**Goal of the exercise:**
Search the records for "title" and copy each line that holds it.

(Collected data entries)
=-=-=

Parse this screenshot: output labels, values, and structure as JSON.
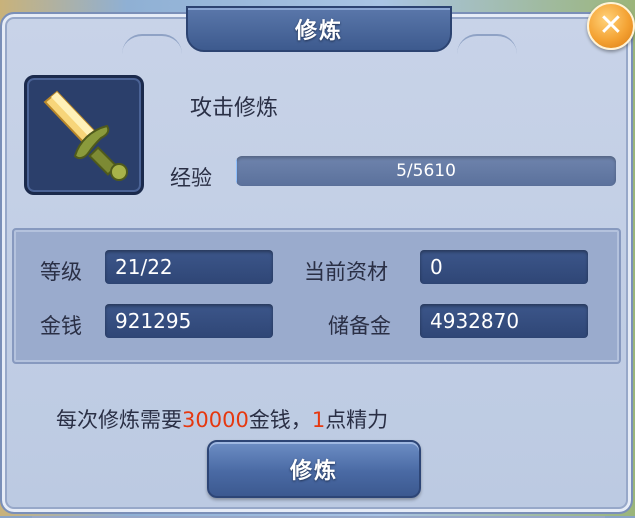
{
  "window": {
    "title": "修炼",
    "close_icon": "close-icon"
  },
  "skill": {
    "name": "攻击修炼",
    "icon": "sword-icon",
    "exp_label": "经验",
    "exp_value": "5/5610",
    "exp_progress": 0.0009
  },
  "stats": {
    "level_label": "等级",
    "level_value": "21/22",
    "material_label": "当前资材",
    "material_value": "0",
    "money_label": "金钱",
    "money_value": "921295",
    "reserve_label": "储备金",
    "reserve_value": "4932870"
  },
  "info": {
    "prefix": "每次修炼需要",
    "cost_amount": "30000",
    "mid": "金钱，",
    "energy_amount": "1",
    "suffix": "点精力"
  },
  "actions": {
    "train_label": "修炼"
  },
  "colors": {
    "highlight": "#e6380f",
    "accent": "#3d5a8e",
    "close": "#f4a233"
  }
}
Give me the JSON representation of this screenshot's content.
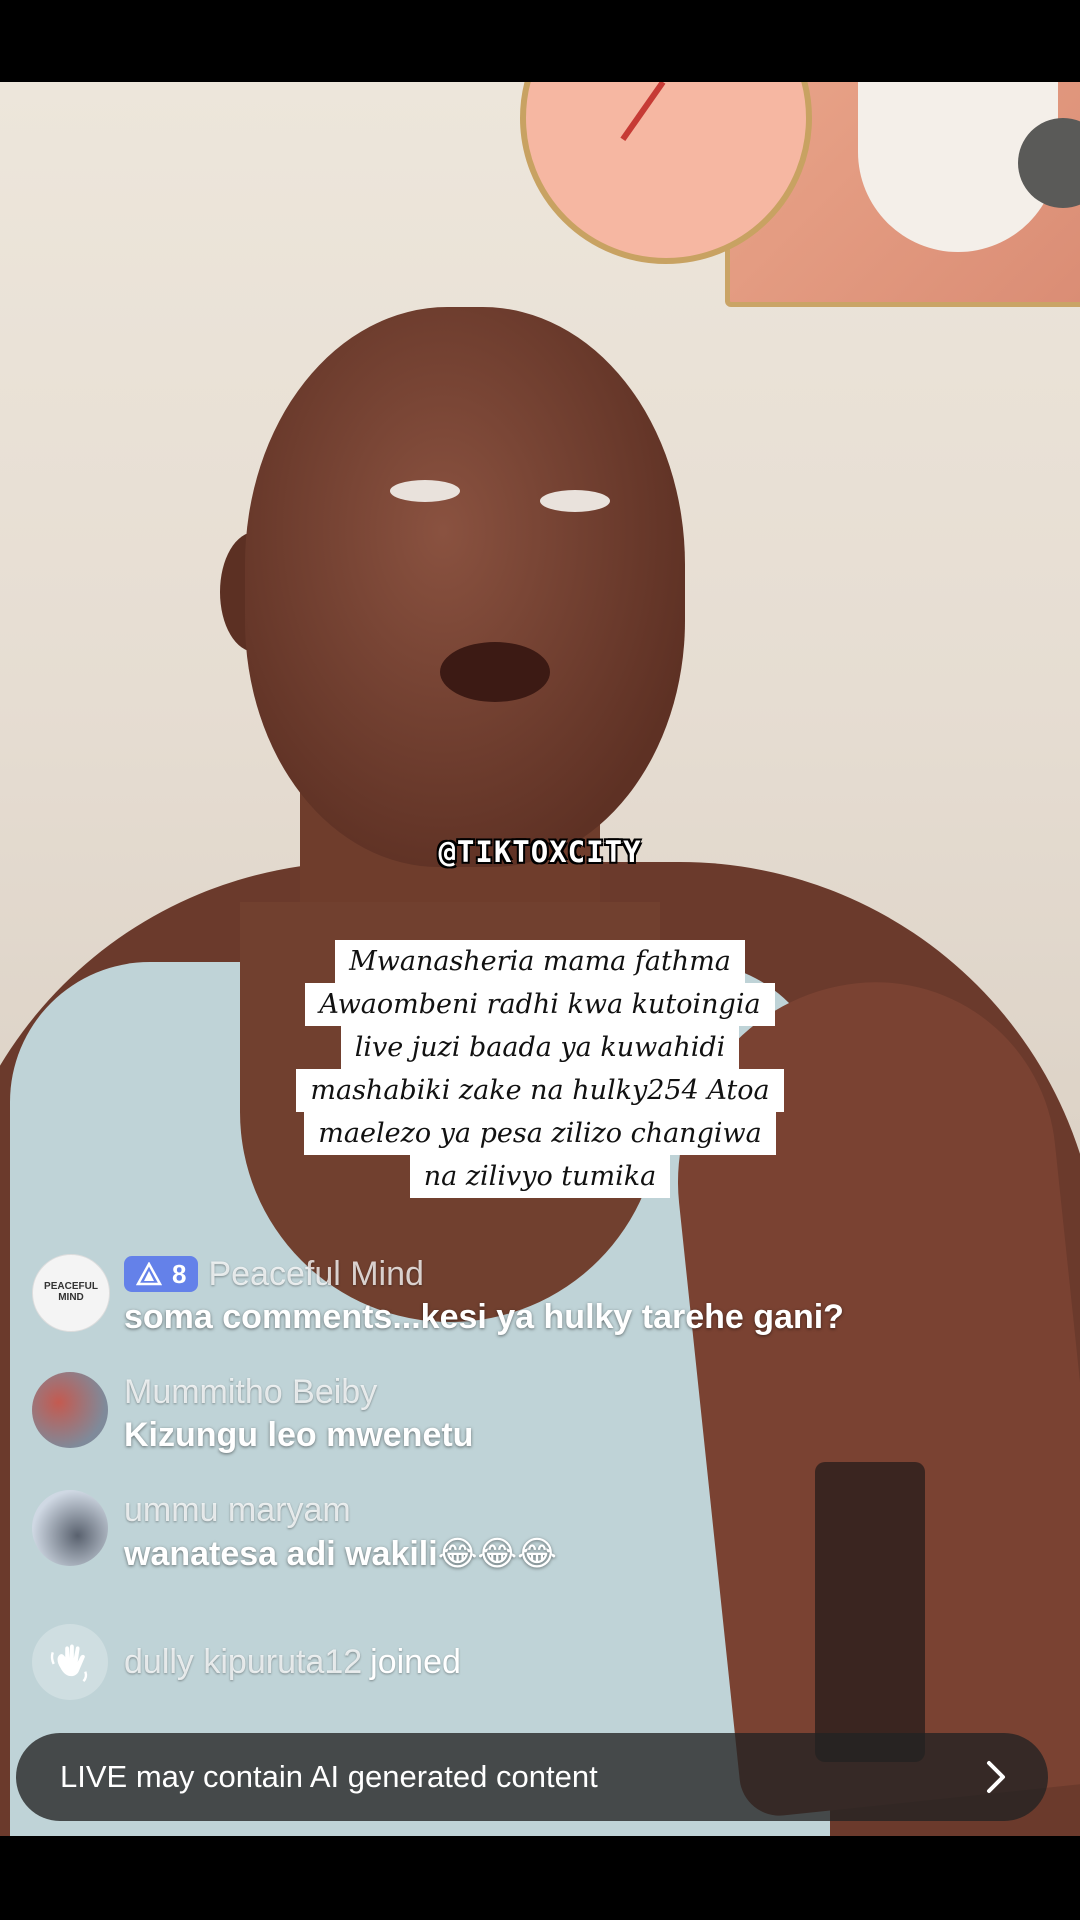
{
  "watermark": "@TIKTOXCITY",
  "caption": {
    "lines": [
      "Mwanasheria mama fathma",
      "Awaombeni radhi kwa kutoingia",
      "live juzi baada ya kuwahidi",
      "mashabiki zake na hulky254  Atoa",
      "maelezo  ya pesa zilizo changiwa",
      "na zilivyo tumika"
    ]
  },
  "comments": [
    {
      "avatar_text": "PEACEFUL MIND",
      "badge_level": "8",
      "username": "Peaceful Mind",
      "text": "soma comments...kesi ya hulky tarehe gani?"
    },
    {
      "username": "Mummitho Beiby",
      "text": "Kizungu leo mwenetu"
    },
    {
      "username": "ummu maryam",
      "text": "wanatesa adi wakili😂😂😂"
    }
  ],
  "join_event": {
    "username": "dully kipuruta12",
    "action": "joined"
  },
  "ai_notice": {
    "text": "LIVE may contain AI generated content"
  },
  "icons": {
    "badge": "level-triangle-icon",
    "join": "wave-hand-icon",
    "notice": "chevron-right-icon"
  }
}
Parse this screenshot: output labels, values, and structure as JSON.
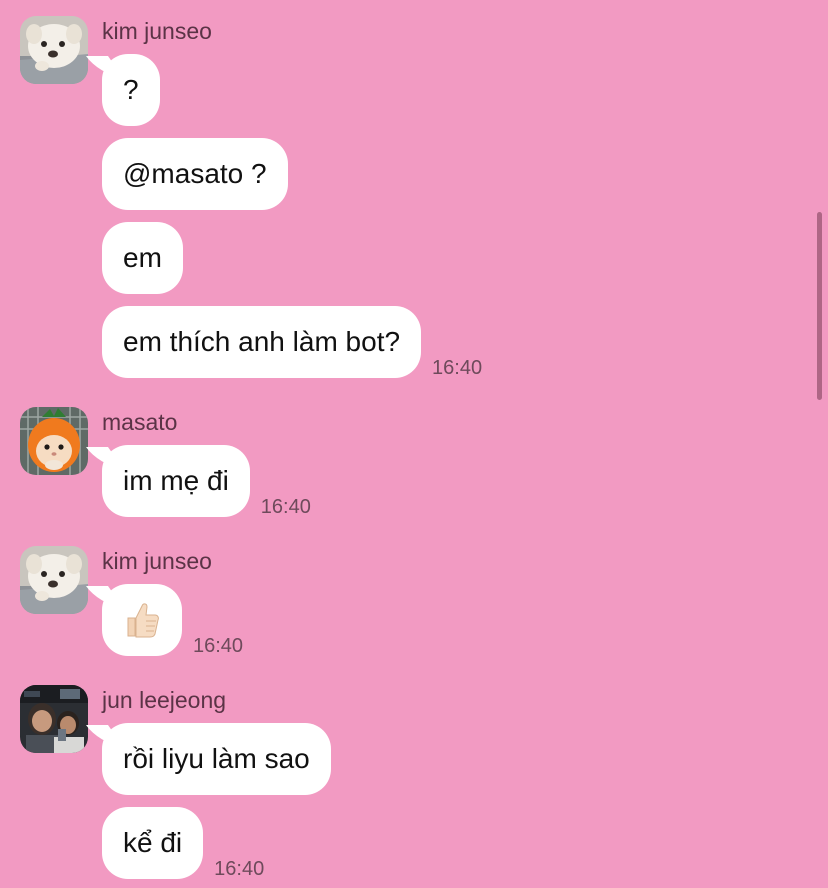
{
  "colors": {
    "background": "#f29ac2",
    "bubble": "#ffffff",
    "sender_name": "#5b3346",
    "timestamp": "#6e4a5b"
  },
  "groups": [
    {
      "sender": "kim junseo",
      "avatar_icon": "white-dog-avatar",
      "messages": [
        {
          "text": "?",
          "time": ""
        },
        {
          "text": "@masato ?",
          "time": ""
        },
        {
          "text": "em",
          "time": ""
        },
        {
          "text": "em thích anh làm bot?",
          "time": "16:40"
        }
      ]
    },
    {
      "sender": "masato",
      "avatar_icon": "hamster-in-carrot-costume-avatar",
      "messages": [
        {
          "text": "im mẹ đi",
          "time": "16:40"
        }
      ]
    },
    {
      "sender": "kim junseo",
      "avatar_icon": "white-dog-avatar",
      "messages": [
        {
          "text": "",
          "emoji": "thumbs-up-icon",
          "time": "16:40"
        }
      ]
    },
    {
      "sender": "jun leejeong",
      "avatar_icon": "person-photo-avatar",
      "messages": [
        {
          "text": "rồi liyu làm sao",
          "time": ""
        },
        {
          "text": "kể đi",
          "time": "16:40"
        }
      ]
    }
  ]
}
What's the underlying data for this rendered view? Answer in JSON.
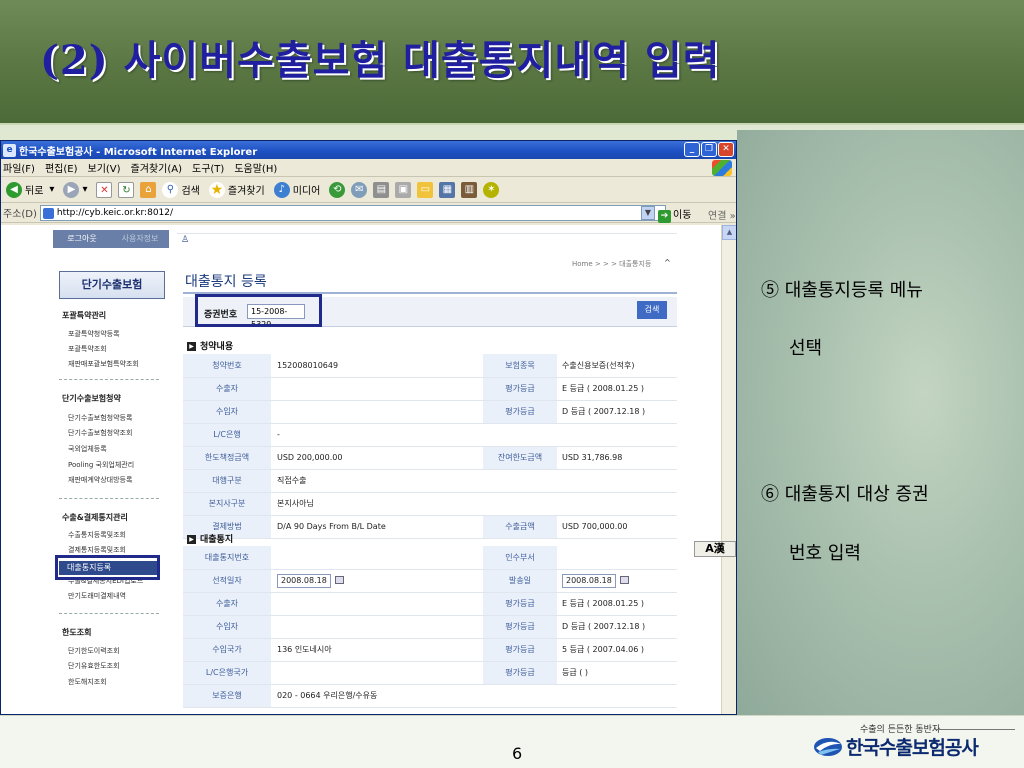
{
  "slide": {
    "title": "(2) 사이버수출보험 대출통지내역 입력",
    "page_number": "6",
    "notes": [
      {
        "line1": "⑤ 대출통지등록 메뉴",
        "line2": "선택"
      },
      {
        "line1": "⑥ 대출통지 대상 증권",
        "line2": "번호 입력"
      }
    ],
    "brand_tagline": "수출의 든든한 동반자",
    "brand_name": "한국수출보험공사"
  },
  "browser": {
    "title": "한국수출보험공사 - Microsoft Internet Explorer",
    "menu": [
      "파일(F)",
      "편집(E)",
      "보기(V)",
      "즐겨찾기(A)",
      "도구(T)",
      "도움말(H)"
    ],
    "toolbar": {
      "back": "뒤로",
      "search": "검색",
      "favorites": "즐겨찾기",
      "media": "미디어"
    },
    "address_label": "주소(D)",
    "url": "http://cyb.keic.or.kr:8012/",
    "go": "이동",
    "links": "연결",
    "ime": "A漢"
  },
  "site": {
    "topbar": {
      "logout": "로그아웃",
      "user_info": "사용자정보"
    },
    "product": "단기수출보험",
    "sidebar": {
      "sections": [
        {
          "title": "포괄특약관리",
          "items": [
            "포괄특약청약등록",
            "포괄특약조회",
            "재판매포괄보험특약조회"
          ]
        },
        {
          "title": "단기수출보험청약",
          "items": [
            "단기수출보험청약등록",
            "단기수출보험청약조회",
            "국외업체등록",
            "Pooling 국외업체관리",
            "재판매계약상대방등록"
          ]
        },
        {
          "title": "수출&결제통지관리",
          "items": [
            "수출통지등록및조회",
            "결제통지등록및조회",
            "대출통지등록",
            "수출&결제통지EDI업로드",
            "만기도래미결제내역"
          ]
        },
        {
          "title": "한도조회",
          "items": [
            "단기한도이력조회",
            "단기유효한도조회",
            "한도해지조회"
          ]
        }
      ]
    },
    "breadcrumb": "Home > > > 대출통지등",
    "page_heading": "대출통지 등록",
    "search": {
      "label": "증권번호",
      "value": "15-2008-5329",
      "button": "검색"
    },
    "contract_section": {
      "title": "청약내용",
      "rows": [
        {
          "l1": "청약번호",
          "v1": "152008010649",
          "l2": "보험종목",
          "v2": "수출신용보증(선적후)"
        },
        {
          "l1": "수출자",
          "v1": "",
          "l2": "평가등급",
          "v2": "E    등급 ( 2008.01.25 )"
        },
        {
          "l1": "수입자",
          "v1": "",
          "l2": "평가등급",
          "v2": "D    등급 ( 2007.12.18 )"
        },
        {
          "l1": "L/C은행",
          "v1": "    -",
          "l2": "",
          "v2": ""
        },
        {
          "l1": "한도책정금액",
          "v1": "USD           200,000.00",
          "l2": "잔여한도금액",
          "v2": "USD                 31,786.98"
        },
        {
          "l1": "대행구분",
          "v1": "직접수출",
          "l2": "",
          "v2": ""
        },
        {
          "l1": "본지사구분",
          "v1": "본지사아님",
          "l2": "",
          "v2": ""
        },
        {
          "l1": "결제방법",
          "v1": "D/A          90       Days From B/L Date",
          "l2": "수출금액",
          "v2": "USD                700,000.00"
        }
      ]
    },
    "loan_section": {
      "title": "대출통지",
      "rows": [
        {
          "l1": "대출통지번호",
          "v1": "",
          "l2": "인수부서",
          "v2": ""
        },
        {
          "l1": "선적일자",
          "v1": "2008.08.18",
          "l2": "발송일",
          "v2": "2008.08.18"
        },
        {
          "l1": "수출자",
          "v1": "",
          "l2": "평가등급",
          "v2": "E    등급 ( 2008.01.25 )"
        },
        {
          "l1": "수입자",
          "v1": "",
          "l2": "평가등급",
          "v2": "D    등급 ( 2007.12.18 )"
        },
        {
          "l1": "수입국가",
          "v1": "136      인도네시아",
          "l2": "평가등급",
          "v2": "5    등급 ( 2007.04.06 )"
        },
        {
          "l1": "L/C은행국가",
          "v1": "",
          "l2": "평가등급",
          "v2": "     등급 (              )"
        },
        {
          "l1": "보증은행",
          "v1": "020 - 0664      우리은행/수유동",
          "l2": "",
          "v2": ""
        }
      ]
    }
  }
}
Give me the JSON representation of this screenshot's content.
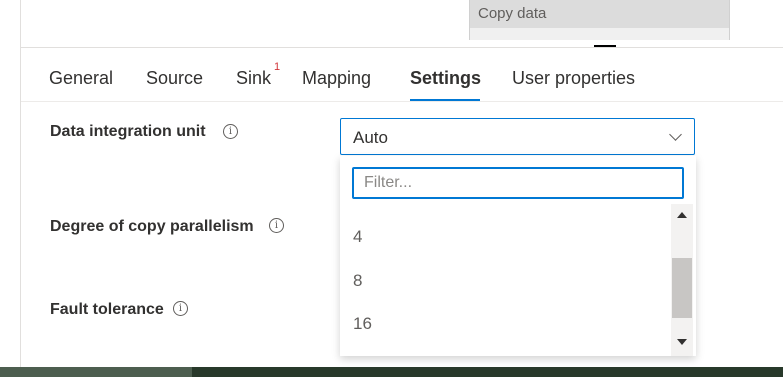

=-=-=

**Exercise output:**
    "title": "修炼",
    "title": "(2) 사이버수출보험 대출통지내역 입력",
    "title": "한국수출보험공사 - Microsoft Internet Explorer",
          "title": "포괄특약관리",
          "title": "단기수출보험청약",
          "title": "수출&결제통지관리",
          "title": "한도조회",
      "title": "청약내용",
      "title": "대출통지",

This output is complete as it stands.